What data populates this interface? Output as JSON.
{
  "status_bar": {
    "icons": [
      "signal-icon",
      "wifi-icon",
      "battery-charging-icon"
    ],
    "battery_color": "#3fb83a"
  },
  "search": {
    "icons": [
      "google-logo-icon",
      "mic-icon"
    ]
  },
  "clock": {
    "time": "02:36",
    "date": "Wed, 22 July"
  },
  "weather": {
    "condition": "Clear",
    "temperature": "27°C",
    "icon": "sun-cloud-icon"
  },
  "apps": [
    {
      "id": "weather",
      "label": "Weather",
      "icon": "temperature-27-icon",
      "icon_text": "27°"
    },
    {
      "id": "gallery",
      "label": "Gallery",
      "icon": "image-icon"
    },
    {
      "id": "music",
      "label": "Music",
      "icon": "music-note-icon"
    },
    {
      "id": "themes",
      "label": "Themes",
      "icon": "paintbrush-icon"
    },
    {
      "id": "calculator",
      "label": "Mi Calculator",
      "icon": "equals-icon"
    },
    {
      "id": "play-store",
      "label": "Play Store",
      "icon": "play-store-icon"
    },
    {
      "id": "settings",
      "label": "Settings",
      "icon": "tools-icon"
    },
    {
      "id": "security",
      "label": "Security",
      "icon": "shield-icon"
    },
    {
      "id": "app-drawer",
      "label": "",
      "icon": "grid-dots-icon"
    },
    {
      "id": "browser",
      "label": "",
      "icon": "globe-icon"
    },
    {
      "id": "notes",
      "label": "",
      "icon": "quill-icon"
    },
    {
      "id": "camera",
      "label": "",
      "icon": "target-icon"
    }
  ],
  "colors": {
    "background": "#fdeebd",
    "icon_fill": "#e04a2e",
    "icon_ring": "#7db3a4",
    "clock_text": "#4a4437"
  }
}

◆ ◆ ◆ ◆ ◆ ◆ ◆

### Exercise requirements
Of the lines above, how many contain the string "label"? Only the number is required.

### Answer to this task
12